◆ **WHAT THIS TASK INVOLVES**
Every record must be transcribed in its entirety, apart from the images, which are to be omitted.

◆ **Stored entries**
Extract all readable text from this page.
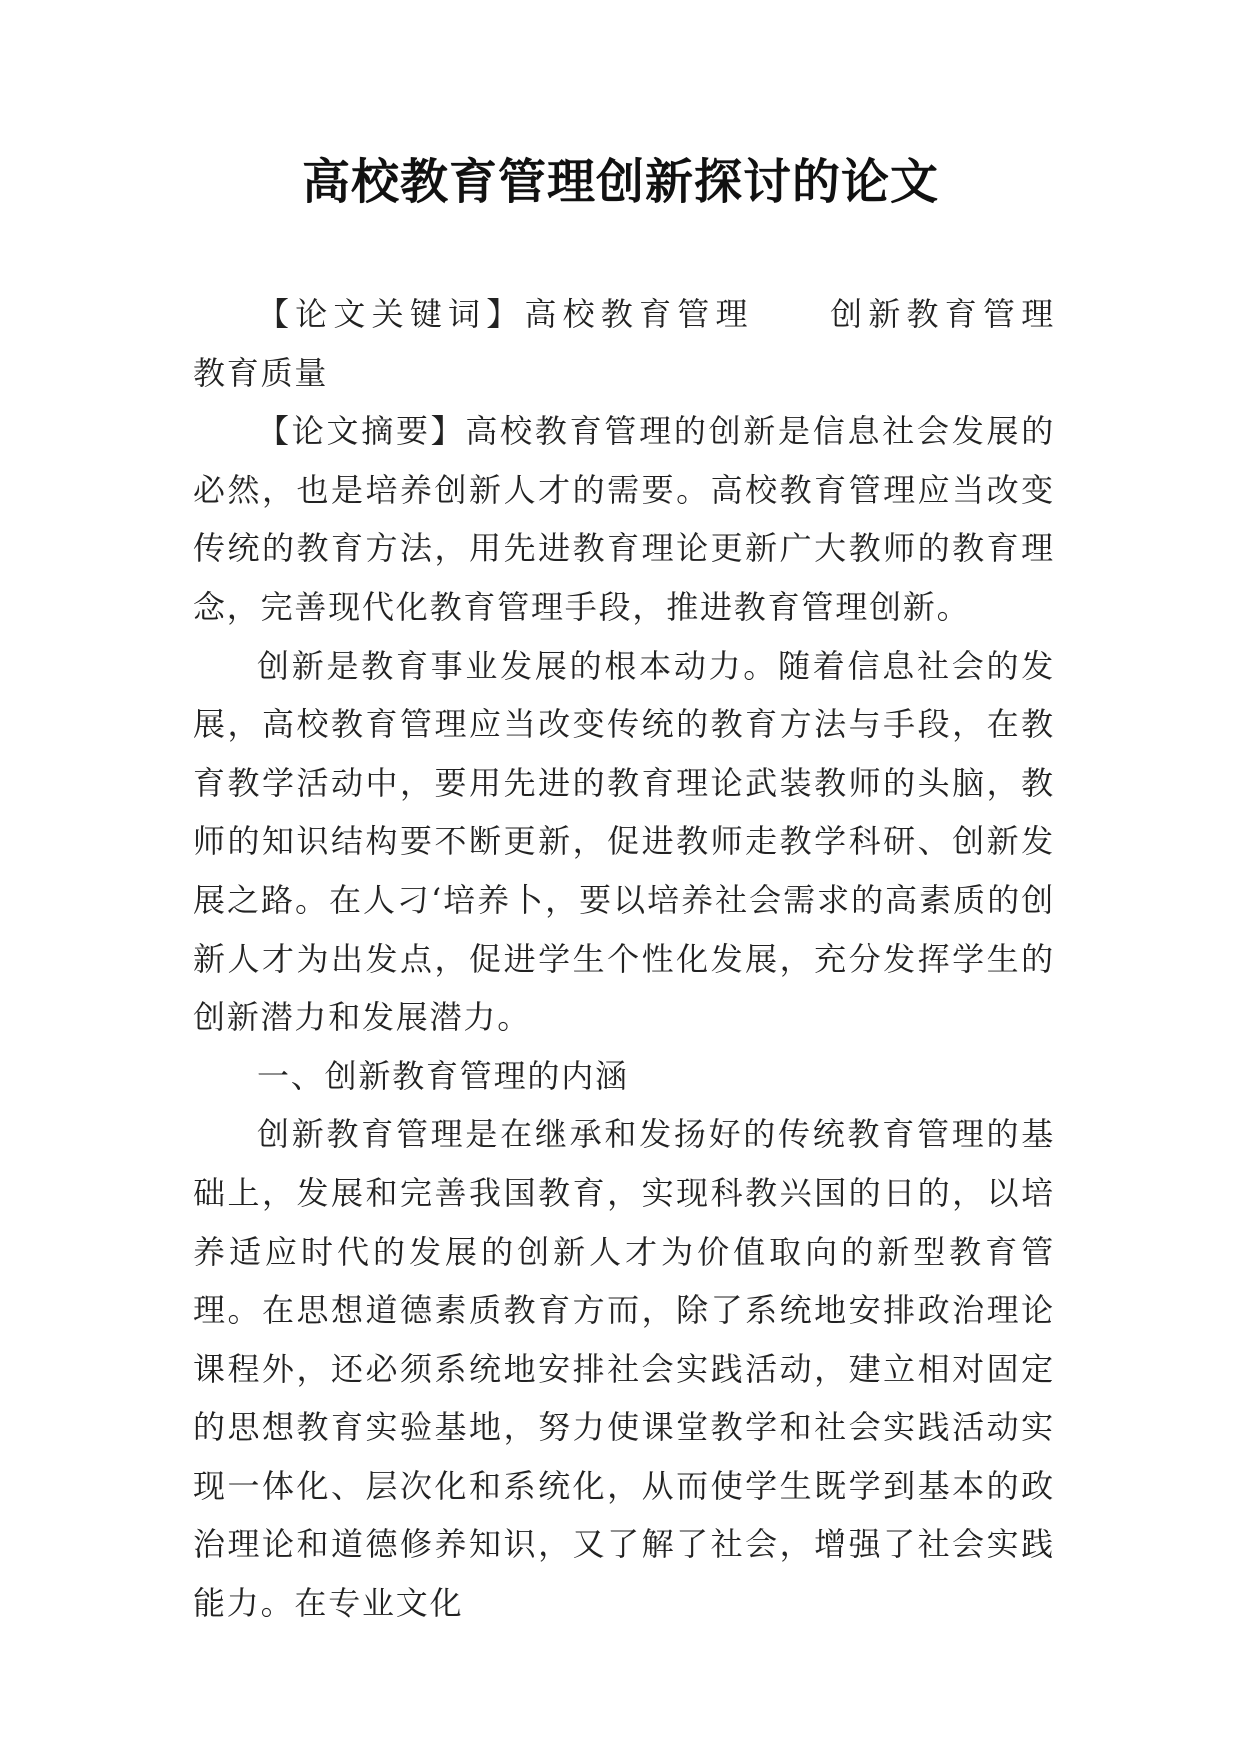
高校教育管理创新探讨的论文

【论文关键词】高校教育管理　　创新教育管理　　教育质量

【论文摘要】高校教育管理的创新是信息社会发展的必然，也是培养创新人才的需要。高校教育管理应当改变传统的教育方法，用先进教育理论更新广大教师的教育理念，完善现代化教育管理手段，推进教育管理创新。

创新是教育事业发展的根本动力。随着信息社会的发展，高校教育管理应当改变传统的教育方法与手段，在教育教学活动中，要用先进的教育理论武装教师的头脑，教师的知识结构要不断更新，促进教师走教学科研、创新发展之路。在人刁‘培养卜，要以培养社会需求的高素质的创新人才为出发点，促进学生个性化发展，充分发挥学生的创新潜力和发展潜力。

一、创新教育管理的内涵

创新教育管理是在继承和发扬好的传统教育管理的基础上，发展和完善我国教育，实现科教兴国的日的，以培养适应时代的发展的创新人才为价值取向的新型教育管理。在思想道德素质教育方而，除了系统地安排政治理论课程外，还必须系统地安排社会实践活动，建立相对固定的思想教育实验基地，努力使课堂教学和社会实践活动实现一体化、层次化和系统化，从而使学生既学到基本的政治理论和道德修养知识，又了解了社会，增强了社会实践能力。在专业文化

◆ **SOLUTION FOR THIS PROBLEM**
Extract all readable text from this page.
高校教育管理创新探讨的论文

【论文关键词】高校教育管理　　创新教育管理　　教育质量

【论文摘要】高校教育管理的创新是信息社会发展的必然，也是培养创新人才的需要。高校教育管理应当改变传统的教育方法，用先进教育理论更新广大教师的教育理念，完善现代化教育管理手段，推进教育管理创新。

创新是教育事业发展的根本动力。随着信息社会的发展，高校教育管理应当改变传统的教育方法与手段，在教育教学活动中，要用先进的教育理论武装教师的头脑，教师的知识结构要不断更新，促进教师走教学科研、创新发展之路。在人刁‘培养卜，要以培养社会需求的高素质的创新人才为出发点，促进学生个性化发展，充分发挥学生的创新潜力和发展潜力。

一、创新教育管理的内涵

创新教育管理是在继承和发扬好的传统教育管理的基础上，发展和完善我国教育，实现科教兴国的日的，以培养适应时代的发展的创新人才为价值取向的新型教育管理。在思想道德素质教育方而，除了系统地安排政治理论课程外，还必须系统地安排社会实践活动，建立相对固定的思想教育实验基地，努力使课堂教学和社会实践活动实现一体化、层次化和系统化，从而使学生既学到基本的政治理论和道德修养知识，又了解了社会，增强了社会实践能力。在专业文化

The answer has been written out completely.